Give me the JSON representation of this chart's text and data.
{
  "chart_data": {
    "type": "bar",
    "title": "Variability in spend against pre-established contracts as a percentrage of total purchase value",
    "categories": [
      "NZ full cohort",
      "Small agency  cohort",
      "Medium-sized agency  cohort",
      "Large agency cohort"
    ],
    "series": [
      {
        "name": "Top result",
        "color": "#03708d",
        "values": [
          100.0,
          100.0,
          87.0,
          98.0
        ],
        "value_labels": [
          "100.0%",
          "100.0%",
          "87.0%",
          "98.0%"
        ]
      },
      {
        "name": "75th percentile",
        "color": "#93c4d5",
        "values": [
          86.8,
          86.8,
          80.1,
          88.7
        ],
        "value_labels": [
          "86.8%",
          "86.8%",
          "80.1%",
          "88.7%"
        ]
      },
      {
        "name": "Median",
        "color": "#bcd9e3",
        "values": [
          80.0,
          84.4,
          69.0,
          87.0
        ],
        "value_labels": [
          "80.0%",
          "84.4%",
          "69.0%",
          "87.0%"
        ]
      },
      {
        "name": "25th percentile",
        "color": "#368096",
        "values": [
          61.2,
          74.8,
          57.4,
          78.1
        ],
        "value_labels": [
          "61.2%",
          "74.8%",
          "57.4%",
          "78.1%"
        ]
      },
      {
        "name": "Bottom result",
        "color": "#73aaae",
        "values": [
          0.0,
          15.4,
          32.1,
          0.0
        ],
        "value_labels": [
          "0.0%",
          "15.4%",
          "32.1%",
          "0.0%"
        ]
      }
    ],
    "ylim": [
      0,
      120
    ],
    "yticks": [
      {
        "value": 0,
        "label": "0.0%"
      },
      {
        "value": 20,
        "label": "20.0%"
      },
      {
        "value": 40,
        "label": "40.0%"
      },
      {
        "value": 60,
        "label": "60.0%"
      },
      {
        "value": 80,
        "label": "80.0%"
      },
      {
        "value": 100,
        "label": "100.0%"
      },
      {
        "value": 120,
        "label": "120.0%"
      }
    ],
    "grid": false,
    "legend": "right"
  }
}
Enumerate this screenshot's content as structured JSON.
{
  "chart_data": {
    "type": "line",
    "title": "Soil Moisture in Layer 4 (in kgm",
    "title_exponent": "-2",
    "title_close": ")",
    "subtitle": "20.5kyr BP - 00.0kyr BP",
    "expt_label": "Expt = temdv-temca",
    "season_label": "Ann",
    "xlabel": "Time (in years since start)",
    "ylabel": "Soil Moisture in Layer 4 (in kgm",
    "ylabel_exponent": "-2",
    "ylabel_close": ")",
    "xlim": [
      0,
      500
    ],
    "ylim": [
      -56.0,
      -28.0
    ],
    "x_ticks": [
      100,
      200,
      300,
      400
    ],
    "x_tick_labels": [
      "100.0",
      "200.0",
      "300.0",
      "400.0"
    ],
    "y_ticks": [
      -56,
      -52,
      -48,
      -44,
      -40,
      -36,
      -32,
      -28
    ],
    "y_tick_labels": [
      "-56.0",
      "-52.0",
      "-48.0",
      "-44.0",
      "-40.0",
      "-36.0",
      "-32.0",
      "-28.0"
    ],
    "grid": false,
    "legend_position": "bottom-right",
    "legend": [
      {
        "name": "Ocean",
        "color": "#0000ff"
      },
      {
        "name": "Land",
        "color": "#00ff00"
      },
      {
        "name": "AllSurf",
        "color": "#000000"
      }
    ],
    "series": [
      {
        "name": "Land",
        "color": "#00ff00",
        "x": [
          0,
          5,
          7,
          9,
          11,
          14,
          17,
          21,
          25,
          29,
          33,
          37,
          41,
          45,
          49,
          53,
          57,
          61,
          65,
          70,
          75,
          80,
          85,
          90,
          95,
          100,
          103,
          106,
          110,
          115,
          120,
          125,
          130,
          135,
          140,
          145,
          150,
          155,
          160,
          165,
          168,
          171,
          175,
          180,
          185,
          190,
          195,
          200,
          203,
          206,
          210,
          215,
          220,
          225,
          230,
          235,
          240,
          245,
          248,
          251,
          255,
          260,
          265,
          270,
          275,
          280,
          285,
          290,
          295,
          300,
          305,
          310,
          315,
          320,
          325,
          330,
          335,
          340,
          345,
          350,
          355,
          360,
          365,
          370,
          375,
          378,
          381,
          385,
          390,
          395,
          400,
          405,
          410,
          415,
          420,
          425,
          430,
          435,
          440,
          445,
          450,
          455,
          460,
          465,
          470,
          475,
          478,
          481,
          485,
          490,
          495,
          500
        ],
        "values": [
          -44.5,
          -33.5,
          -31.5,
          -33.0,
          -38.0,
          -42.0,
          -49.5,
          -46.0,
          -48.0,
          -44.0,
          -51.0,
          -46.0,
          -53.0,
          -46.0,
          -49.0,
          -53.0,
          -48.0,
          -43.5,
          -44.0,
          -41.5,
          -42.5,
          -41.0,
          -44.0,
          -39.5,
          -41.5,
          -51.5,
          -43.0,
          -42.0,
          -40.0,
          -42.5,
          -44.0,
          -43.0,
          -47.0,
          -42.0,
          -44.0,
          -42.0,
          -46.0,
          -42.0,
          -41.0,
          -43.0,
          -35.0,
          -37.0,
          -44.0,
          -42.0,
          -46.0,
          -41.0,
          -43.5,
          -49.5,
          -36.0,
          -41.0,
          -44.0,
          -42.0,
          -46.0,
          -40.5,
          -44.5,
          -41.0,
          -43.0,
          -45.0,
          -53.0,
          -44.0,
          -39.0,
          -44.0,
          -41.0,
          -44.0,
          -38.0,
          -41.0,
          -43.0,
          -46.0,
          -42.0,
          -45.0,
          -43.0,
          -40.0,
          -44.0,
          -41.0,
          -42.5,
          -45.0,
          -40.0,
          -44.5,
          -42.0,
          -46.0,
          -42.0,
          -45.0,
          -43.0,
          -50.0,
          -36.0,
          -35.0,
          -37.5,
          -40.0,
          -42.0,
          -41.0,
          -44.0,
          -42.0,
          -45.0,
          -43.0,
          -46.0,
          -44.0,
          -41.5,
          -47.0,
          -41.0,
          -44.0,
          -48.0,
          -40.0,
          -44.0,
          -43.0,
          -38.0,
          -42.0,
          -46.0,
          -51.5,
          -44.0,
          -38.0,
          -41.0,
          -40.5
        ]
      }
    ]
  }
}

----

## Stated goal
Scan the listing above. Gather each line that contains the word "this".

## Response below
Give me the JSON representation of this chart's text and data.
Enumerate this screenshot's content as structured JSON.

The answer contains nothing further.